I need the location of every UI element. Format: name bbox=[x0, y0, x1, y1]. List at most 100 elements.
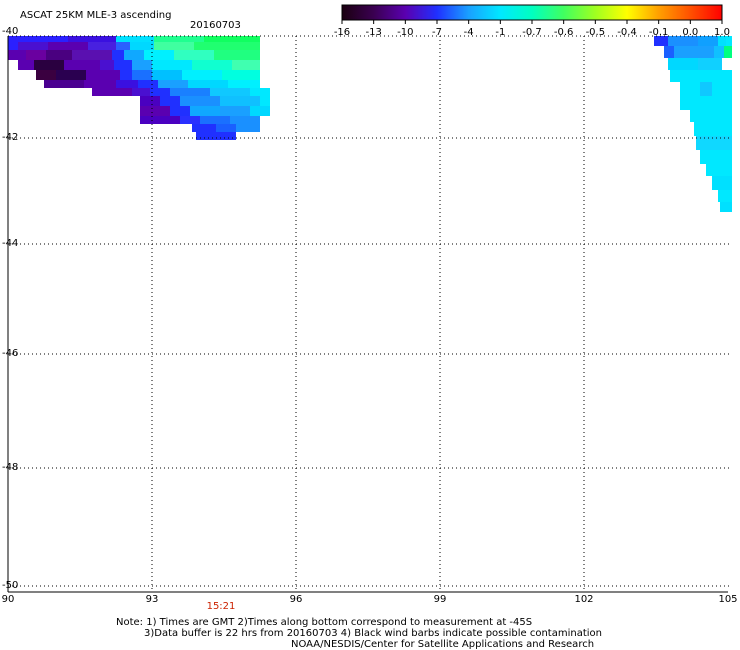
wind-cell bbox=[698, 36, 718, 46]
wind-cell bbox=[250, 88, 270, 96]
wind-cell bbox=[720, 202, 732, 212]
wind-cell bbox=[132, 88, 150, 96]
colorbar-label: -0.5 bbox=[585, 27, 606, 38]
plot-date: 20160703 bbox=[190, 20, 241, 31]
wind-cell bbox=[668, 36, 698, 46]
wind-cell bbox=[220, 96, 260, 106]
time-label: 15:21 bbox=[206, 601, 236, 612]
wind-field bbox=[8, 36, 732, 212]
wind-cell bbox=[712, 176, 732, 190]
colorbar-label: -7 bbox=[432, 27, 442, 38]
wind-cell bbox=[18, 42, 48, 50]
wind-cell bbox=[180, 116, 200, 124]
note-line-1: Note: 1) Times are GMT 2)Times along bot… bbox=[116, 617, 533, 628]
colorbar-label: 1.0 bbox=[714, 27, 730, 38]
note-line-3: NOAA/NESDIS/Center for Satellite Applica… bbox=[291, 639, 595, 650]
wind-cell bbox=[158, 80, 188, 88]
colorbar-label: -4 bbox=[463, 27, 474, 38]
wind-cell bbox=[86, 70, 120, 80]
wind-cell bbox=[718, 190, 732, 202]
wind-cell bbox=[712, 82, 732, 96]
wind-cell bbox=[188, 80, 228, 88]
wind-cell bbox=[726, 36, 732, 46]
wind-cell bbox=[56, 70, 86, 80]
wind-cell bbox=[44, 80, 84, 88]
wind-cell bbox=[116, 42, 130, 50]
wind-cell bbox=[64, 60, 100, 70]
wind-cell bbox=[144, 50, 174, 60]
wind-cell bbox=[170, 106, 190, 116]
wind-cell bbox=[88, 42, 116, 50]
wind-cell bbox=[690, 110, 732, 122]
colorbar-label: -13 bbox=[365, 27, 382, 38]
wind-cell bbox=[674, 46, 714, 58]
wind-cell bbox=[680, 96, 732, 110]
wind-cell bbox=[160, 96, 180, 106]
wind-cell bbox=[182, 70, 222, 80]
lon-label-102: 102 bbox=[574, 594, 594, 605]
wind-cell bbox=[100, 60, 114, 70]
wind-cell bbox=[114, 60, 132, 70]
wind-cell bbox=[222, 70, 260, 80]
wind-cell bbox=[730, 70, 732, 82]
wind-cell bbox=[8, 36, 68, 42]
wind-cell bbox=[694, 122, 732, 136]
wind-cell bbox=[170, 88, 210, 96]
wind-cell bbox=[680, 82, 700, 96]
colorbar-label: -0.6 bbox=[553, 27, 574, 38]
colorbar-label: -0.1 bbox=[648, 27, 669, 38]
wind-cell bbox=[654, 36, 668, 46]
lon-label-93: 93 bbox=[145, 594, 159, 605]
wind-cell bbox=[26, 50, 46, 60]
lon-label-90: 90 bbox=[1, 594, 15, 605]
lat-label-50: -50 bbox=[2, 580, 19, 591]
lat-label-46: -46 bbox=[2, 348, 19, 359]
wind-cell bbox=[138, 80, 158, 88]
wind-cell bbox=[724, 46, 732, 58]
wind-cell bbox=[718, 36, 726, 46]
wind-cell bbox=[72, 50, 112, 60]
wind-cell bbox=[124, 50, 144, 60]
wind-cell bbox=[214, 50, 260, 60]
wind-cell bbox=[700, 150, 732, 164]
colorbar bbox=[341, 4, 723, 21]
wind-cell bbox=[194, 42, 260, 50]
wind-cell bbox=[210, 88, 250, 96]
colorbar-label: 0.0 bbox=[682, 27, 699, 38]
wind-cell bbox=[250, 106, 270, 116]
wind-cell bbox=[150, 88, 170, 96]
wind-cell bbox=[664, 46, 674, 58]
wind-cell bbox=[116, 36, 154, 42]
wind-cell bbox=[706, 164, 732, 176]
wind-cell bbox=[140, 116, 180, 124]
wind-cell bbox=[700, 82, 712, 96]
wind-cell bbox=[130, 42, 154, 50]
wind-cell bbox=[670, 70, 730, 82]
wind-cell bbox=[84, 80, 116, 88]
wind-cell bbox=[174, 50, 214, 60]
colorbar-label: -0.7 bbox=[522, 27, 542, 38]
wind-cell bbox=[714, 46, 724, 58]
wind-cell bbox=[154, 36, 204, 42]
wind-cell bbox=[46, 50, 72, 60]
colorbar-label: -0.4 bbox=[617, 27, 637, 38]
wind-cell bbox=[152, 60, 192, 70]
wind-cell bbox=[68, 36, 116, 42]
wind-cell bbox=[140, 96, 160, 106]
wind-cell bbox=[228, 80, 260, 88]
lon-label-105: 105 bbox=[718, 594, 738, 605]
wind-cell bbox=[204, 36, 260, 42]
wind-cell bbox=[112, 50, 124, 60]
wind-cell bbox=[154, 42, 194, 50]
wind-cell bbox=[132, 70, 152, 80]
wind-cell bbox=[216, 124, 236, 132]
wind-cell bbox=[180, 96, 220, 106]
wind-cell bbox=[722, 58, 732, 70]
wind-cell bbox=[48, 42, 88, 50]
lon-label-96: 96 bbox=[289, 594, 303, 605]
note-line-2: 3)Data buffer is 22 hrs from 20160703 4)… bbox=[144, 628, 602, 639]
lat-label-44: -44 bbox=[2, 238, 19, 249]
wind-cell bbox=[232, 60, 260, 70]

______________________________

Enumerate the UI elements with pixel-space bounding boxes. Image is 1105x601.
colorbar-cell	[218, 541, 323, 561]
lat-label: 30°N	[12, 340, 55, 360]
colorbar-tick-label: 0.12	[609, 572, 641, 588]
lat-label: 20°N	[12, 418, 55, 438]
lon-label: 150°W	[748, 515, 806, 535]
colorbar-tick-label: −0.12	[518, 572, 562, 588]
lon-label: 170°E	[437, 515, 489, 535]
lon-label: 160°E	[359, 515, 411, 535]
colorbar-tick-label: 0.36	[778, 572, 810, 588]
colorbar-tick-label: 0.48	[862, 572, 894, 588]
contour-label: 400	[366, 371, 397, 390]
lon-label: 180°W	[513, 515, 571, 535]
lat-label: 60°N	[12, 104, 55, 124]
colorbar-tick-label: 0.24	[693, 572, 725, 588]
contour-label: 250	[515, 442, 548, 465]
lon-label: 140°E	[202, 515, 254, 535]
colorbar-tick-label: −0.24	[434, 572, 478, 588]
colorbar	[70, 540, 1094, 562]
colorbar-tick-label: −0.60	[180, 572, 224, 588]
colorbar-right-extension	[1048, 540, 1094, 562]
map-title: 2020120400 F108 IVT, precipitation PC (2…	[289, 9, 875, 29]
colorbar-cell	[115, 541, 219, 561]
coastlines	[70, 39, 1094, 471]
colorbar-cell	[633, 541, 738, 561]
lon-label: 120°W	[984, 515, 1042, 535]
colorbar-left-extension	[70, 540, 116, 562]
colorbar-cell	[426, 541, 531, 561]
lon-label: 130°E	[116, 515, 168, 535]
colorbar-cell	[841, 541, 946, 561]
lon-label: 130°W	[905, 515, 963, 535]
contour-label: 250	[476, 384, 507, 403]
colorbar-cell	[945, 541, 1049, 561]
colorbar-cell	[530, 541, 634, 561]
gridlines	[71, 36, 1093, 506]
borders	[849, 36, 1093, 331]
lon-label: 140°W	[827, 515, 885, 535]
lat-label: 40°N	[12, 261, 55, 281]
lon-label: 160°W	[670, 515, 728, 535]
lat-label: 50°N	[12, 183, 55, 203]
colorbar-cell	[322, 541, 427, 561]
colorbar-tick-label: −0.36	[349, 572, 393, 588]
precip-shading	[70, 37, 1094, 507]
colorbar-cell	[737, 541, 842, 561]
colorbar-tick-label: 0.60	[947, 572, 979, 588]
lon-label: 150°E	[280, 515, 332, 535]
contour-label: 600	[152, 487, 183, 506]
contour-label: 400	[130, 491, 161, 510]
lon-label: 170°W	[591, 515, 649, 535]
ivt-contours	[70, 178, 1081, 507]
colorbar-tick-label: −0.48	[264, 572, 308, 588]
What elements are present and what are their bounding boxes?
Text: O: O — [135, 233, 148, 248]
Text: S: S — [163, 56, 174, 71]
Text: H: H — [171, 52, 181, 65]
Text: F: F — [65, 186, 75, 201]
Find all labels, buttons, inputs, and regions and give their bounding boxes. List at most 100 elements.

______________________________

*Aim of the task*
Reproduce the part of the data that opens with the line containing "Enumerate the UI" and closes with the line containing "572, 979, 588]", swapping every "colorbar-cell" for "colorbar-bin" and leaving everything else unchanged.

*Exercise answer*
Enumerate the UI elements with pixel-space bounding boxes. Image is 1105x601.
colorbar-bin	[218, 541, 323, 561]
lat-label: 30°N	[12, 340, 55, 360]
colorbar-tick-label: 0.12	[609, 572, 641, 588]
lat-label: 20°N	[12, 418, 55, 438]
lon-label: 150°W	[748, 515, 806, 535]
colorbar-tick-label: −0.12	[518, 572, 562, 588]
lon-label: 170°E	[437, 515, 489, 535]
lon-label: 160°E	[359, 515, 411, 535]
colorbar-tick-label: 0.36	[778, 572, 810, 588]
colorbar-tick-label: 0.48	[862, 572, 894, 588]
contour-label: 400	[366, 371, 397, 390]
lon-label: 180°W	[513, 515, 571, 535]
lat-label: 60°N	[12, 104, 55, 124]
colorbar-tick-label: 0.24	[693, 572, 725, 588]
contour-label: 250	[515, 442, 548, 465]
lon-label: 140°E	[202, 515, 254, 535]
colorbar-tick-label: −0.24	[434, 572, 478, 588]
colorbar	[70, 540, 1094, 562]
colorbar-tick-label: −0.60	[180, 572, 224, 588]
colorbar-right-extension	[1048, 540, 1094, 562]
map-title: 2020120400 F108 IVT, precipitation PC (2…	[289, 9, 875, 29]
colorbar-bin	[115, 541, 219, 561]
coastlines	[70, 39, 1094, 471]
colorbar-bin	[633, 541, 738, 561]
lon-label: 120°W	[984, 515, 1042, 535]
colorbar-left-extension	[70, 540, 116, 562]
colorbar-bin	[426, 541, 531, 561]
lon-label: 130°E	[116, 515, 168, 535]
colorbar-bin	[841, 541, 946, 561]
lon-label: 130°W	[905, 515, 963, 535]
contour-label: 250	[476, 384, 507, 403]
colorbar-bin	[945, 541, 1049, 561]
colorbar-bin	[530, 541, 634, 561]
gridlines	[71, 36, 1093, 506]
borders	[849, 36, 1093, 331]
lon-label: 140°W	[827, 515, 885, 535]
lat-label: 40°N	[12, 261, 55, 281]
lon-label: 160°W	[670, 515, 728, 535]
lat-label: 50°N	[12, 183, 55, 203]
colorbar-bin	[322, 541, 427, 561]
colorbar-tick-label: −0.36	[349, 572, 393, 588]
precip-shading	[70, 37, 1094, 507]
colorbar-bin	[737, 541, 842, 561]
colorbar-tick-label: 0.60	[947, 572, 979, 588]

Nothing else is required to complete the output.